-- Start of Dataset entries --

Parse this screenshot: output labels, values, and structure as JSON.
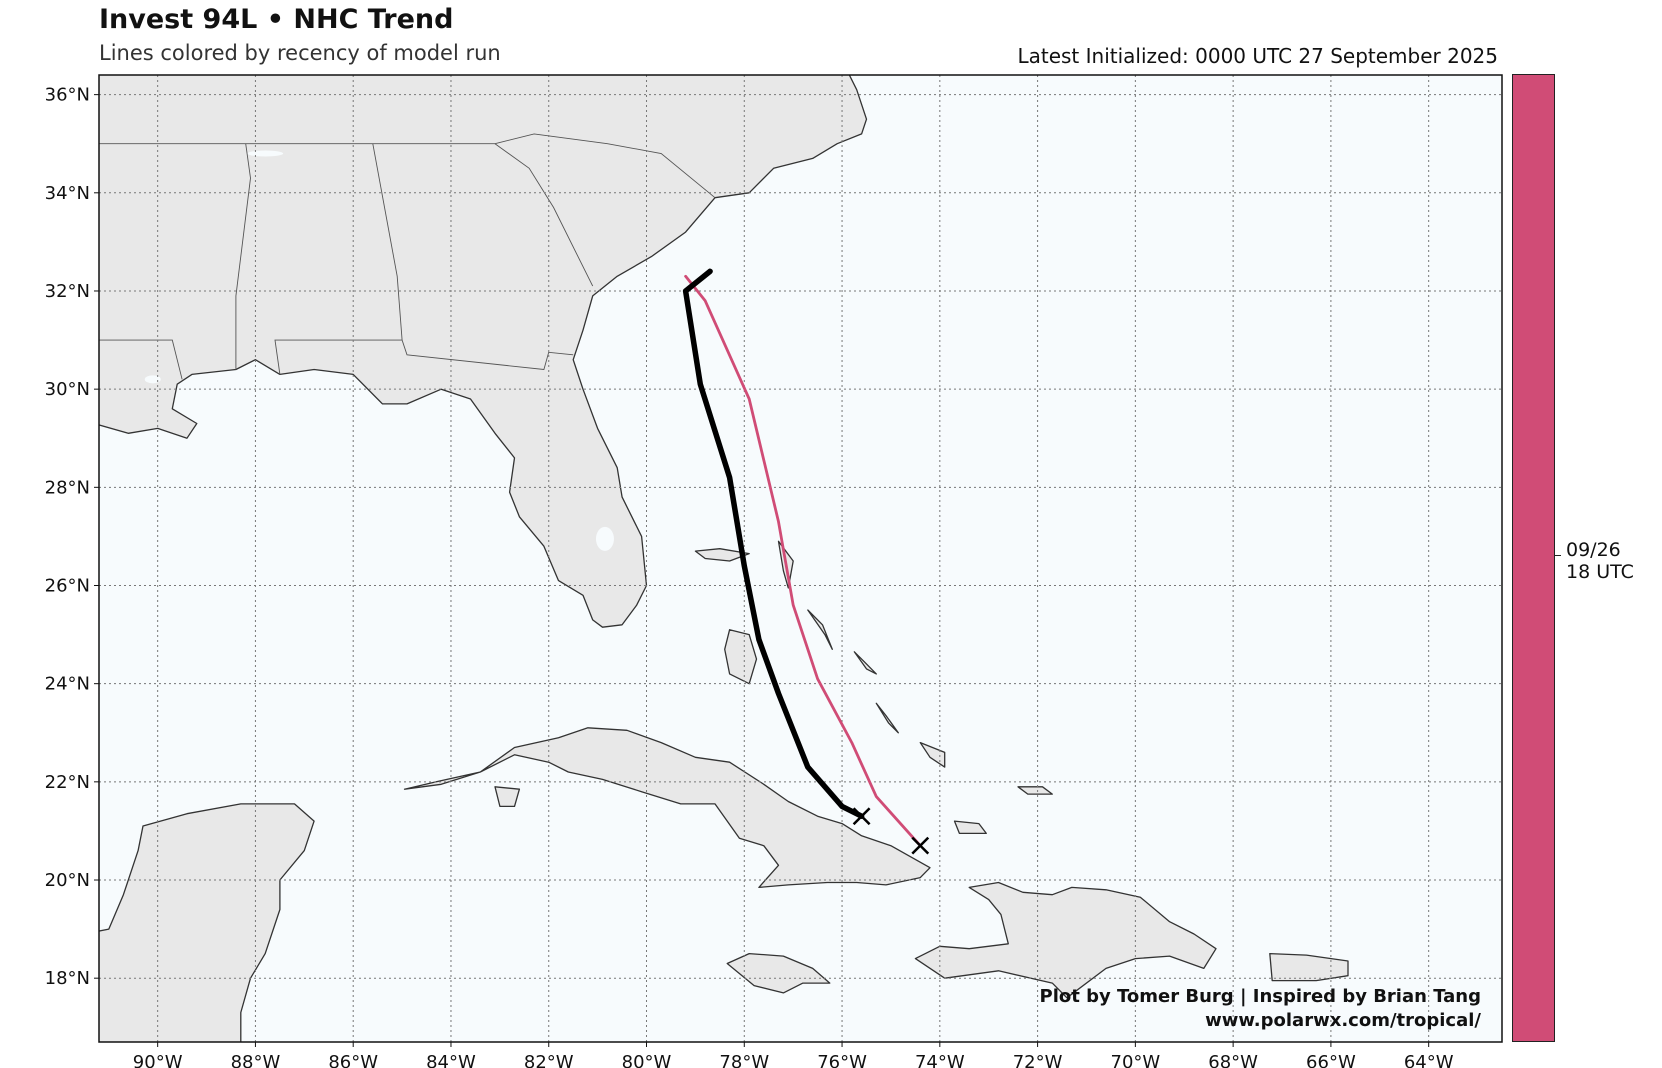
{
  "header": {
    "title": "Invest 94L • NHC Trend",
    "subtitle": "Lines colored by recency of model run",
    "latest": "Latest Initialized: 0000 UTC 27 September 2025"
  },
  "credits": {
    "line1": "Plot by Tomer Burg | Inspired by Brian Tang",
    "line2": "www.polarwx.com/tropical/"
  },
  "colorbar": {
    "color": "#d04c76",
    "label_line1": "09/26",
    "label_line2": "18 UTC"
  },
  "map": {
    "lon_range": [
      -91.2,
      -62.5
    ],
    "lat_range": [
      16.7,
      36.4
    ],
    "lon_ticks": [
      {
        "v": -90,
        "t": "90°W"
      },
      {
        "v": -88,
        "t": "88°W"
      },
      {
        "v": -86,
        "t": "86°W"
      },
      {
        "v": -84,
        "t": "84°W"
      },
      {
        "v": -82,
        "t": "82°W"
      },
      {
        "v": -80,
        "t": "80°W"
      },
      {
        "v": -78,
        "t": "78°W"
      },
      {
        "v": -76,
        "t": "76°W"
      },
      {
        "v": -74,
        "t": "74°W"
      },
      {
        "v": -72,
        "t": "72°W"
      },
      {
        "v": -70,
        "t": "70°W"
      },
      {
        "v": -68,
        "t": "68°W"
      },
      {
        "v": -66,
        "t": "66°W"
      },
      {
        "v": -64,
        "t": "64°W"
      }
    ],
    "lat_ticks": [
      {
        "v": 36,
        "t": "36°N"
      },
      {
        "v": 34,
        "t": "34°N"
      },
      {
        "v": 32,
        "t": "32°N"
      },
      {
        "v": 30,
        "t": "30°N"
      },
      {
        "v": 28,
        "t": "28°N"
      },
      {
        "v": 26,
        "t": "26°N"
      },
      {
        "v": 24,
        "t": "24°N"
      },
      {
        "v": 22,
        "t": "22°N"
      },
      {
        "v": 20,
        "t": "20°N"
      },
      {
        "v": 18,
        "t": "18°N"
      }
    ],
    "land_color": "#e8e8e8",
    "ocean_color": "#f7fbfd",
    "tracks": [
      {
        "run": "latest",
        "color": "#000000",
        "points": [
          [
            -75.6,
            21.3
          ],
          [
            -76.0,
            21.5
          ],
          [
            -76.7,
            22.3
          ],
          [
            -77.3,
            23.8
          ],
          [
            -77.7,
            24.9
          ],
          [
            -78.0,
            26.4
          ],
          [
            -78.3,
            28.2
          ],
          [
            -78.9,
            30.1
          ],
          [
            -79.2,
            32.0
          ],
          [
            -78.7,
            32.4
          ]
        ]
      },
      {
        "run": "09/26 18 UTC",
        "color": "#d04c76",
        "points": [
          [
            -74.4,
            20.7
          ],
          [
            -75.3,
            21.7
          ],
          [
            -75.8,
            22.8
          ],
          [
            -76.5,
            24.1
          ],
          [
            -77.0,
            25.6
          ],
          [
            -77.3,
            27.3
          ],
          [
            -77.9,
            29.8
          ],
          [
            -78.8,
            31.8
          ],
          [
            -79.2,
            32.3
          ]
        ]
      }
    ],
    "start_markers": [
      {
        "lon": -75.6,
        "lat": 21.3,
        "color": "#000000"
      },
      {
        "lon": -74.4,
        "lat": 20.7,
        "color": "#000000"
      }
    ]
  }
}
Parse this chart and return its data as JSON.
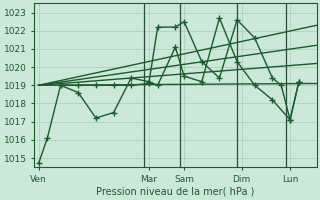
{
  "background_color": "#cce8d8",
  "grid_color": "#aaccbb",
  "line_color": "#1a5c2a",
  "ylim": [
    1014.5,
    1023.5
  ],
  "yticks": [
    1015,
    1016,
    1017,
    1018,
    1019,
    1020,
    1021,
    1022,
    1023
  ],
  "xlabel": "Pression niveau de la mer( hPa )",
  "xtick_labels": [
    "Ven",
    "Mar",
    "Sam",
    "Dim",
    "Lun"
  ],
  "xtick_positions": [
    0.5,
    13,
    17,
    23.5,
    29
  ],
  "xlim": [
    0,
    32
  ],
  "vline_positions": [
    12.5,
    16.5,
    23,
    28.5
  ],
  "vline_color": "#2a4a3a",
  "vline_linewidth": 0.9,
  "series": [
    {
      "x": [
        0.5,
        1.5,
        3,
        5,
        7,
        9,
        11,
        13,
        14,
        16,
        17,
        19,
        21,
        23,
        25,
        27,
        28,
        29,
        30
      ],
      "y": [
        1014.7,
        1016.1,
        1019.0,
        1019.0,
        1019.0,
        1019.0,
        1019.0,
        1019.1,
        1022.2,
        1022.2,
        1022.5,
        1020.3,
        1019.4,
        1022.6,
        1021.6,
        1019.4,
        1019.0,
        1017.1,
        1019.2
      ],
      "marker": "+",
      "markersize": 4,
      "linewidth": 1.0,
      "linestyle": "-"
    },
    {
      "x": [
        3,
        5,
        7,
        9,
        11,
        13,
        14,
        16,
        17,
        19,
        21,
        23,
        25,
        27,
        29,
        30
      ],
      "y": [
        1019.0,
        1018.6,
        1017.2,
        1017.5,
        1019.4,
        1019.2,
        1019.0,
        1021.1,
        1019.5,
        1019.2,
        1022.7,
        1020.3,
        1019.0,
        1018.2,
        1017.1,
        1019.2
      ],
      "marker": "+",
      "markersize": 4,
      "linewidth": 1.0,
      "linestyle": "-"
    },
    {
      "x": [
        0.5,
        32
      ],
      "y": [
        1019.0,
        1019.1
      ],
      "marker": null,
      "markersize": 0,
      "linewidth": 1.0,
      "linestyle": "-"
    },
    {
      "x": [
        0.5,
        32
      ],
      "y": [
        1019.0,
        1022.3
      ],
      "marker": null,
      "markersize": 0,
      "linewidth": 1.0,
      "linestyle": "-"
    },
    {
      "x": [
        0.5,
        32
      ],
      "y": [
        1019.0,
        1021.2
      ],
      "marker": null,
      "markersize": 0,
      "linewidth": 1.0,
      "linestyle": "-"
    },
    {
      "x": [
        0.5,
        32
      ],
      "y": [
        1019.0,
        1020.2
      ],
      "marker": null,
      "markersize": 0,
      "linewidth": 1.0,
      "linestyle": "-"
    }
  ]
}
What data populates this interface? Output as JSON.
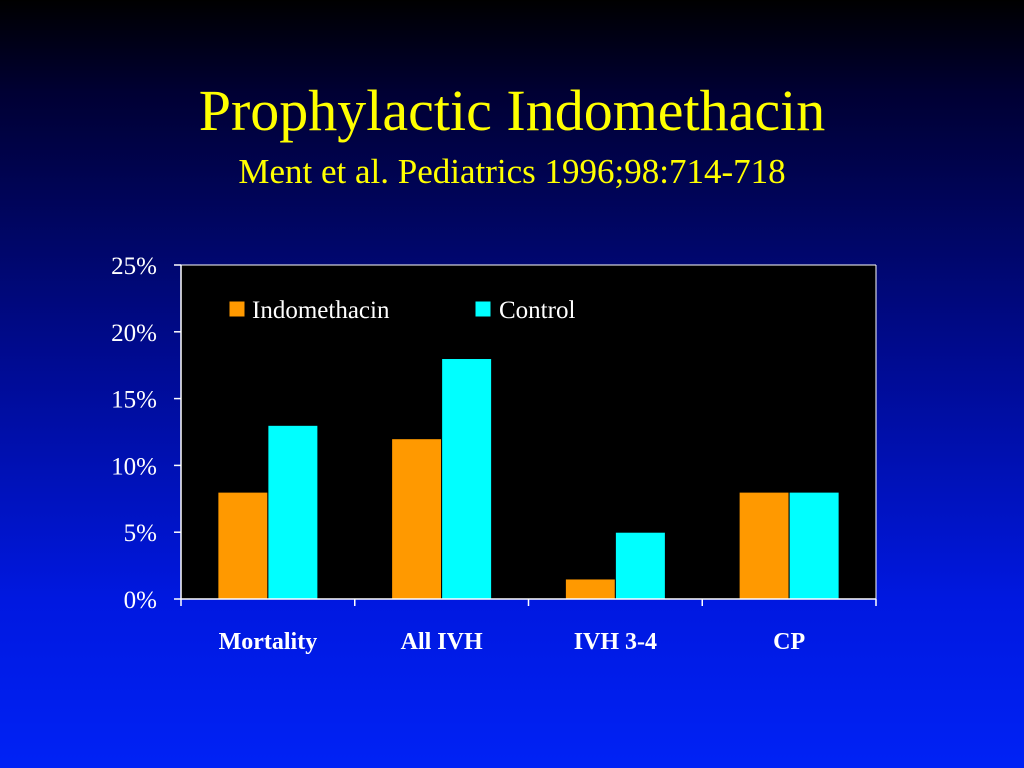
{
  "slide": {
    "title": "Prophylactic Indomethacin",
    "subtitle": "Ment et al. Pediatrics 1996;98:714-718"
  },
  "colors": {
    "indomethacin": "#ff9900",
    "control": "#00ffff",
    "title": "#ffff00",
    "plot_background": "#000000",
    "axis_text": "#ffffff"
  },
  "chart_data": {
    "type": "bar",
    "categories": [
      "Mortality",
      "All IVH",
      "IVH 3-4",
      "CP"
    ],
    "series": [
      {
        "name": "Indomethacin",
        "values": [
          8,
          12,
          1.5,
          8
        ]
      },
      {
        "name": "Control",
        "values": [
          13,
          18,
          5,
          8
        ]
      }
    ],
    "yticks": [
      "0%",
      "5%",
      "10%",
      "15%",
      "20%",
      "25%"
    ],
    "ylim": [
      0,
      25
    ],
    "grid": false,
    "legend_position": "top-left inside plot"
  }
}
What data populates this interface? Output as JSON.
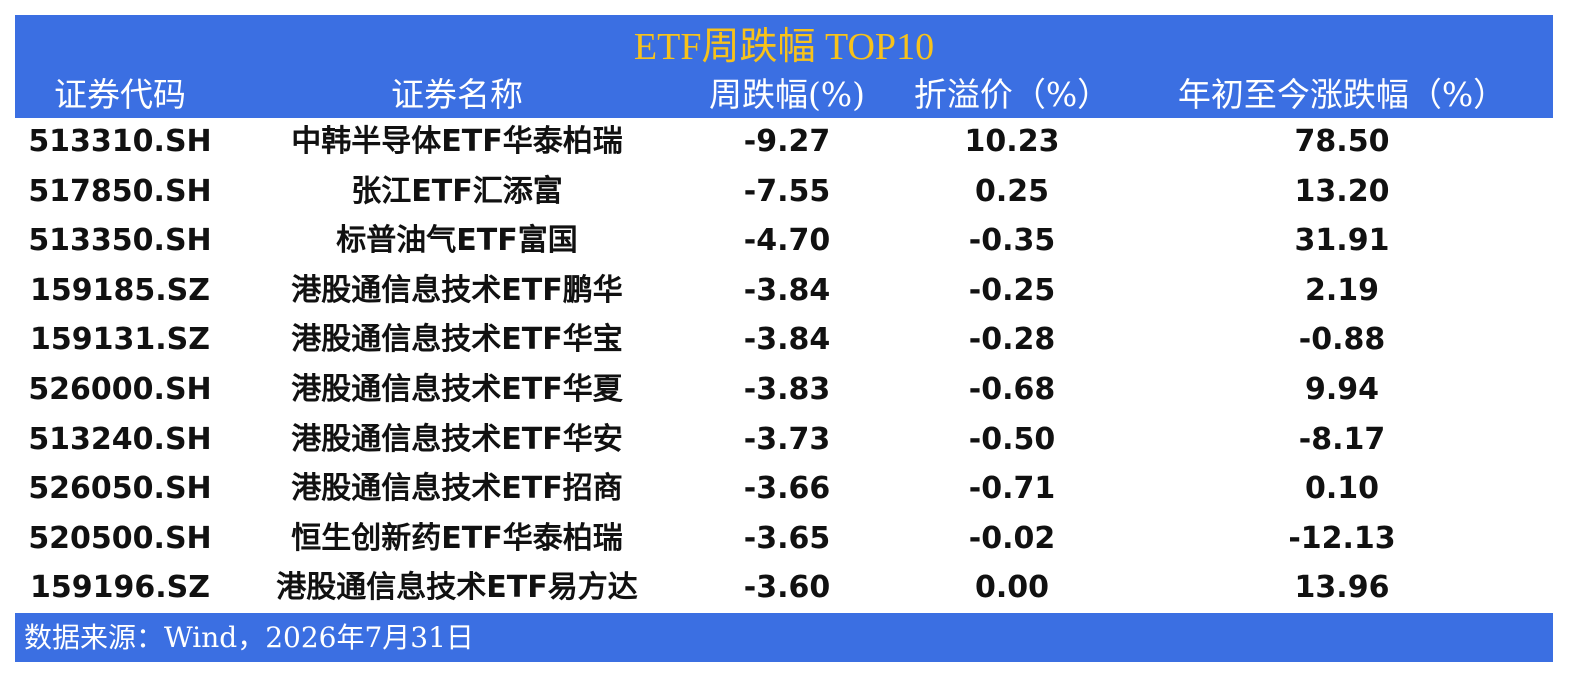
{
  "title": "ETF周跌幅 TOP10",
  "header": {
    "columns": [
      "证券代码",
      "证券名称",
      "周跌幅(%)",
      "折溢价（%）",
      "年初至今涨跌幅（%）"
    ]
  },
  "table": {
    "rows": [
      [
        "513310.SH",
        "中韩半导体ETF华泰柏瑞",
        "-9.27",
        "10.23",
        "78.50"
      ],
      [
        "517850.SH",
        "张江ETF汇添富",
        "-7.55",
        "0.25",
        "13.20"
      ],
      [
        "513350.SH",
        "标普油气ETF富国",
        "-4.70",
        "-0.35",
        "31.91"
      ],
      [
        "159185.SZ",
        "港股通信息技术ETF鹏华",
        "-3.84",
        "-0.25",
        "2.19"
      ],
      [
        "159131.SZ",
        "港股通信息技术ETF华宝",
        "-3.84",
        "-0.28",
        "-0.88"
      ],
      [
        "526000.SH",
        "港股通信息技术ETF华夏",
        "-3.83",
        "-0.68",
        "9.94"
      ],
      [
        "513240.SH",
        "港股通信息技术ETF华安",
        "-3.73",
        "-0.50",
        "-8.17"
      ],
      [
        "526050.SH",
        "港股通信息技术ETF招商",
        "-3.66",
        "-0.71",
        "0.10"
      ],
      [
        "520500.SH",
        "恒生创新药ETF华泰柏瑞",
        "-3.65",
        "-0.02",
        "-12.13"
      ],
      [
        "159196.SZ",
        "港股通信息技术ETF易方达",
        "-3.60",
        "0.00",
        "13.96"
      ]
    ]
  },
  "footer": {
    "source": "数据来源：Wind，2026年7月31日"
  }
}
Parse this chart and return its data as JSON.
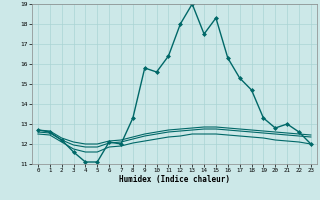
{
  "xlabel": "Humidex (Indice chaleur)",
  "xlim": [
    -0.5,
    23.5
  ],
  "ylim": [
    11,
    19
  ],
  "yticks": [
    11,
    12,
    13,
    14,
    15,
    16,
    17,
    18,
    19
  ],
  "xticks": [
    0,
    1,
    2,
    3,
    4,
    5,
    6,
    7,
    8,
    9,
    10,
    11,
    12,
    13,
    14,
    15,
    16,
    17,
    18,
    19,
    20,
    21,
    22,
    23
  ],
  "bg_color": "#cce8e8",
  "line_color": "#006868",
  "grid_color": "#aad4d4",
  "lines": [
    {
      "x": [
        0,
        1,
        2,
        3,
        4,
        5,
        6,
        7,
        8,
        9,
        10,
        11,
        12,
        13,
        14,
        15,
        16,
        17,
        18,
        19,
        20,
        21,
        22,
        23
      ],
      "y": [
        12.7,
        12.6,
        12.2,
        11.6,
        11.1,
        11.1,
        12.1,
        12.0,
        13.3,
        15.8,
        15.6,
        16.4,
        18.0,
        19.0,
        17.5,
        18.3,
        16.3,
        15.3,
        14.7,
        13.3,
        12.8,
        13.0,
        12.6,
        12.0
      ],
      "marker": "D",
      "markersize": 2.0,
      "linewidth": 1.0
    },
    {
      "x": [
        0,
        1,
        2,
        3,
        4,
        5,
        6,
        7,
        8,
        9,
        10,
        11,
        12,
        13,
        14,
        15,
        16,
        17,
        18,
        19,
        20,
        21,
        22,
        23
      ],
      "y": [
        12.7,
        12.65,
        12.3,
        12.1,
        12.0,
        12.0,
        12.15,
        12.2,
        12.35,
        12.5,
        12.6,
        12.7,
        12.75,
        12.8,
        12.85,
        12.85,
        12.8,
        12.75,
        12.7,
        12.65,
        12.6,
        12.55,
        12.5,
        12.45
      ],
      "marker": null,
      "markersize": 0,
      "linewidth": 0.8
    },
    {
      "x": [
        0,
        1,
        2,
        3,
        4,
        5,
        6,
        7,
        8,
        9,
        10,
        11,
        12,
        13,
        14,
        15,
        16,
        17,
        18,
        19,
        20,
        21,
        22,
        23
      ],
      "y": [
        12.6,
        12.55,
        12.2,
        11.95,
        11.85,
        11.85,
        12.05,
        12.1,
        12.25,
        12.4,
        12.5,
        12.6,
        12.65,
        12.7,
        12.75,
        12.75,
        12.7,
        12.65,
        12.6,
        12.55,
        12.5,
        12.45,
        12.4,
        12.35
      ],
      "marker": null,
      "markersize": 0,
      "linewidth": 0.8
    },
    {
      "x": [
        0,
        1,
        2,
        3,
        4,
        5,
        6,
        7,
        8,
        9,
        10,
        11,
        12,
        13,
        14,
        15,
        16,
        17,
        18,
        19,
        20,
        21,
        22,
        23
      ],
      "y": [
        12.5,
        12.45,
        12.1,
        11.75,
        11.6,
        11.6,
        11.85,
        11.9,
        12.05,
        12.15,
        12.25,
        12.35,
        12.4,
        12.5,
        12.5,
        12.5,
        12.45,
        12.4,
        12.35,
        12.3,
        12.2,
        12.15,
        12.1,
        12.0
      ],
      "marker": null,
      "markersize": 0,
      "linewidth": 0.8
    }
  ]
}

-- End of Dataset entries --

What this task involves:
Gather every line containing the word "subtitle" and copy it.

Finished task:
    "subtitle": "Lines colored by recency of model run",
    "subtitle": "Ment et al. Pediatrics 1996;98:714-718"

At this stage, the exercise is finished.